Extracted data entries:
◆ ◆ ◆

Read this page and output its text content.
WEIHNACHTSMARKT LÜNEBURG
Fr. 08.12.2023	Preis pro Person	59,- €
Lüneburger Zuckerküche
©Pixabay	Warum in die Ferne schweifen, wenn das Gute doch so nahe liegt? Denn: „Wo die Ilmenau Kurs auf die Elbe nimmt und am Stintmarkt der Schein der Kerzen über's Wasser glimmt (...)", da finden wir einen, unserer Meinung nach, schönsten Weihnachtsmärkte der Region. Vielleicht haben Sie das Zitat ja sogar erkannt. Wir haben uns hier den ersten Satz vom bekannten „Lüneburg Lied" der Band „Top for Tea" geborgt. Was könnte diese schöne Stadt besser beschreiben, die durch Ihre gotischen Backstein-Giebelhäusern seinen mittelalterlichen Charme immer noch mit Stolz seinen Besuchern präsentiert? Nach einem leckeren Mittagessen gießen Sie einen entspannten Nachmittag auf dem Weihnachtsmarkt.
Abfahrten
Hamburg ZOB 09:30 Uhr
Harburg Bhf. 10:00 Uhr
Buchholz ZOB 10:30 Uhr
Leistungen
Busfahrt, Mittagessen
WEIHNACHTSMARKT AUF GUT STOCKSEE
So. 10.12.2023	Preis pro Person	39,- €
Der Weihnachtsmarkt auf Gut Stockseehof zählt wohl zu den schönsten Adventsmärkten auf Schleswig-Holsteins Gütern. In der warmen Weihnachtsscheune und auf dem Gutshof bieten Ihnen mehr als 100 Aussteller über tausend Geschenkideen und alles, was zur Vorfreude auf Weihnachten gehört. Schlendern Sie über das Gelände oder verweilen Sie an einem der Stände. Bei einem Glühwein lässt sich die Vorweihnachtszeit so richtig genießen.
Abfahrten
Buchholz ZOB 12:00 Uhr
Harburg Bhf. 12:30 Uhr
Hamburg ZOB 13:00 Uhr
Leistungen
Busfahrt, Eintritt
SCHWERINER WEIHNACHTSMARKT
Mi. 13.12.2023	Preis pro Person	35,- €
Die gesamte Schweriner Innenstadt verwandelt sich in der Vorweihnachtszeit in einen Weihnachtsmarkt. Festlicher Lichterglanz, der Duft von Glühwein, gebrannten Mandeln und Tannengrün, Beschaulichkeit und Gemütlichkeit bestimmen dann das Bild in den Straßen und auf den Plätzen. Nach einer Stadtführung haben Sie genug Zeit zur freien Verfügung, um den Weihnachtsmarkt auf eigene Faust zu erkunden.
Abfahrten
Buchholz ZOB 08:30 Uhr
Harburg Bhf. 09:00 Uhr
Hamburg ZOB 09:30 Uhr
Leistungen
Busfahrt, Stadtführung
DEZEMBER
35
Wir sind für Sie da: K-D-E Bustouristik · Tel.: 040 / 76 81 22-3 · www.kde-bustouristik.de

◆ ◆ ◆

§ **AIM OF THE EXERCISE**:
Extract each line from the entries above that contains the string "Mittagessen".

§ **TASK RESULT**:
©Pixabay	Warum in die Ferne schweifen, wenn das Gute doch so nahe liegt? Denn: „Wo die Ilmenau Kurs auf die Elbe nimmt und am Stintmarkt der Schein der Kerzen über's Wasser glimmt (...)", da finden wir einen, unserer Meinung nach, schönsten Weihnachtsmärkte der Region. Vielleicht haben Sie das Zitat ja sogar erkannt. Wir haben uns hier den ersten Satz vom bekannten „Lüneburg Lied" der Band „Top for Tea" geborgt. Was könnte diese schöne Stadt besser beschreiben, die durch Ihre gotischen Backstein-Giebelhäusern seinen mittelalterlichen Charme immer noch mit Stolz seinen Besuchern präsentiert? Nach einem leckeren Mittagessen gießen Sie einen entspannten Nachmittag auf dem Weihnachtsmarkt.
Busfahrt, Mittagessen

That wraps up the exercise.